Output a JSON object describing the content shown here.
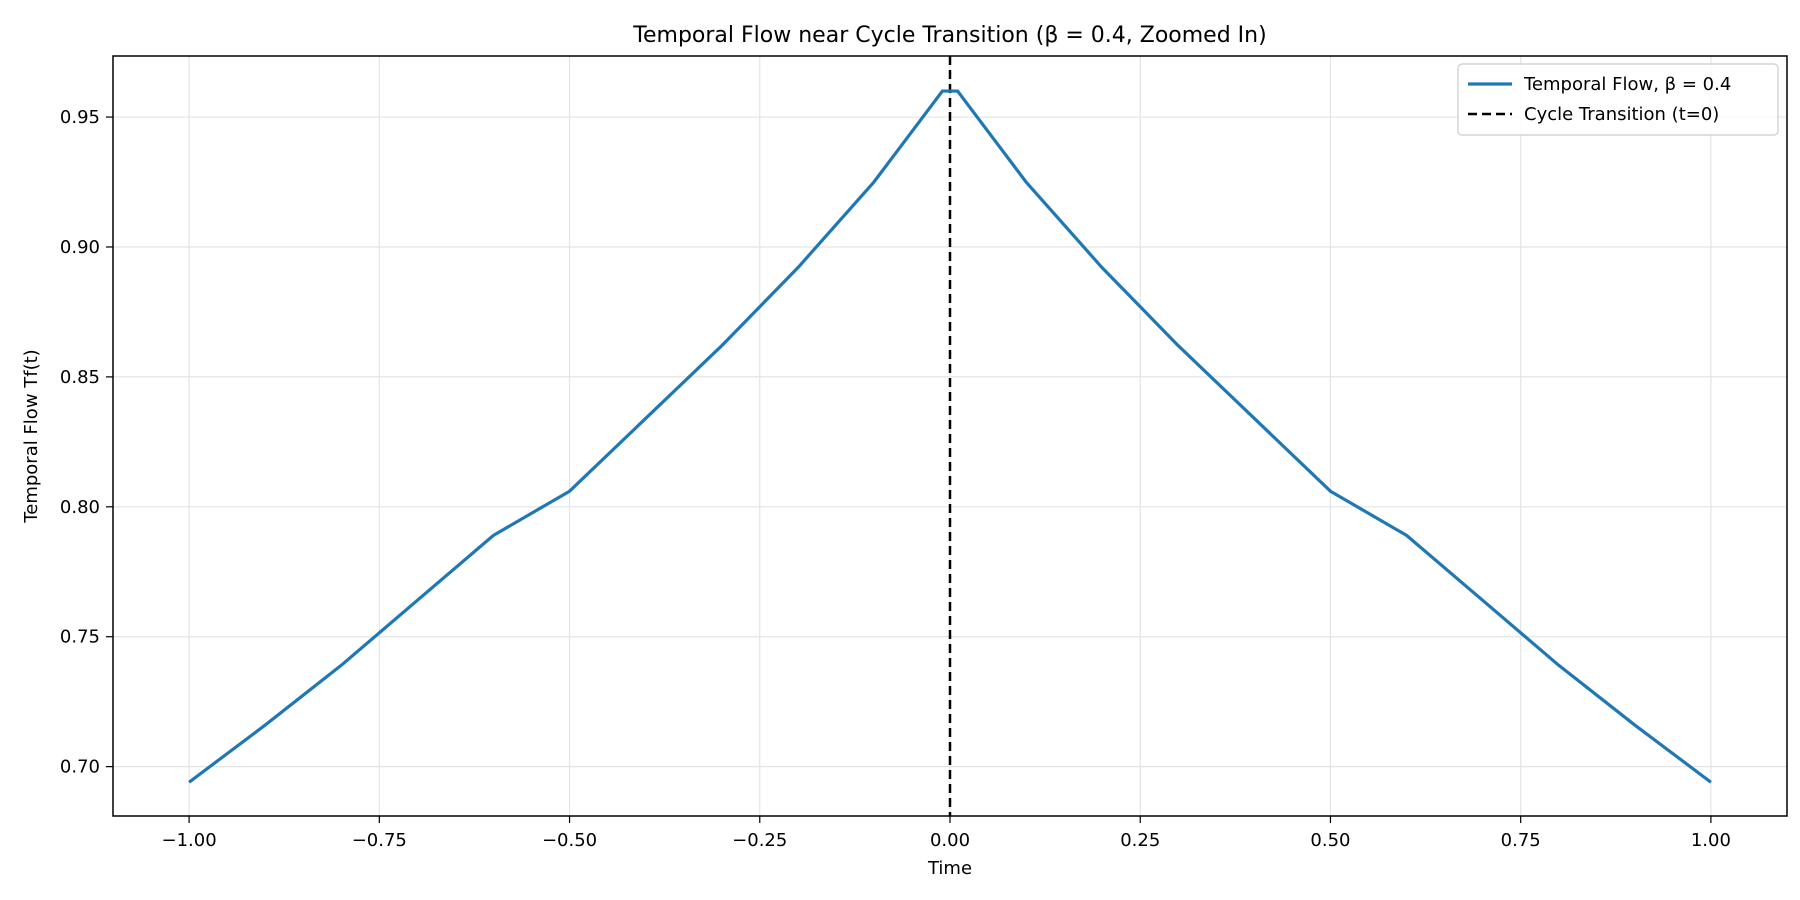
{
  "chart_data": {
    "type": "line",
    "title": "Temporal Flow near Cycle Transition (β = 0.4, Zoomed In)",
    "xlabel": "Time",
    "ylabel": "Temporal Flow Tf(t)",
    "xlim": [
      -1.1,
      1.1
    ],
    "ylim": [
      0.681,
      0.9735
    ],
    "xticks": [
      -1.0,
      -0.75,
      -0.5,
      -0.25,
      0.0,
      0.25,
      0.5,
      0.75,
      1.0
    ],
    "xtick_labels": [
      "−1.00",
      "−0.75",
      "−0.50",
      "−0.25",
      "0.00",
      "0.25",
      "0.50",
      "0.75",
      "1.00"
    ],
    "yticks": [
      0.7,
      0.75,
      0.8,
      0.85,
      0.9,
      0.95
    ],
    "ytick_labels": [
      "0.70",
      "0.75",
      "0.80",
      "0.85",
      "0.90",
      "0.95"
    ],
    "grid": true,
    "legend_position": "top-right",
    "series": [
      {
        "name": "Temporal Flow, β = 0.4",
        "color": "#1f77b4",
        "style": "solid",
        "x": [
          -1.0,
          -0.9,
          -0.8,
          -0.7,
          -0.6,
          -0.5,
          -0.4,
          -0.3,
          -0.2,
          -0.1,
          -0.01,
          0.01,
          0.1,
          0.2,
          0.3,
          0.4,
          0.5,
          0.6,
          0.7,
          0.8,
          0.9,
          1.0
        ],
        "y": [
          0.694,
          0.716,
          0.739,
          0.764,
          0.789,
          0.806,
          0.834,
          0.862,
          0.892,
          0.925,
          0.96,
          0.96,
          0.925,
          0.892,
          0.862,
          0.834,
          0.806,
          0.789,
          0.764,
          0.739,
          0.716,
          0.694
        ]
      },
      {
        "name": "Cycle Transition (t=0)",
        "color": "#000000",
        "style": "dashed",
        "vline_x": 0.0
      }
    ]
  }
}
★ ★ ★ ★
→ **Instruction**
Leave the pictures out and reproduce each record exactly as written.

→ **Task result**
Output a JSON object describing the content shown here.
{
  "chart_data": {
    "type": "line",
    "title": "Temporal Flow near Cycle Transition (β = 0.4, Zoomed In)",
    "xlabel": "Time",
    "ylabel": "Temporal Flow Tf(t)",
    "xlim": [
      -1.1,
      1.1
    ],
    "ylim": [
      0.681,
      0.9735
    ],
    "xticks": [
      -1.0,
      -0.75,
      -0.5,
      -0.25,
      0.0,
      0.25,
      0.5,
      0.75,
      1.0
    ],
    "xtick_labels": [
      "−1.00",
      "−0.75",
      "−0.50",
      "−0.25",
      "0.00",
      "0.25",
      "0.50",
      "0.75",
      "1.00"
    ],
    "yticks": [
      0.7,
      0.75,
      0.8,
      0.85,
      0.9,
      0.95
    ],
    "ytick_labels": [
      "0.70",
      "0.75",
      "0.80",
      "0.85",
      "0.90",
      "0.95"
    ],
    "grid": true,
    "legend_position": "top-right",
    "series": [
      {
        "name": "Temporal Flow, β = 0.4",
        "color": "#1f77b4",
        "style": "solid",
        "x": [
          -1.0,
          -0.9,
          -0.8,
          -0.7,
          -0.6,
          -0.5,
          -0.4,
          -0.3,
          -0.2,
          -0.1,
          -0.01,
          0.01,
          0.1,
          0.2,
          0.3,
          0.4,
          0.5,
          0.6,
          0.7,
          0.8,
          0.9,
          1.0
        ],
        "y": [
          0.694,
          0.716,
          0.739,
          0.764,
          0.789,
          0.806,
          0.834,
          0.862,
          0.892,
          0.925,
          0.96,
          0.96,
          0.925,
          0.892,
          0.862,
          0.834,
          0.806,
          0.789,
          0.764,
          0.739,
          0.716,
          0.694
        ]
      },
      {
        "name": "Cycle Transition (t=0)",
        "color": "#000000",
        "style": "dashed",
        "vline_x": 0.0
      }
    ]
  }
}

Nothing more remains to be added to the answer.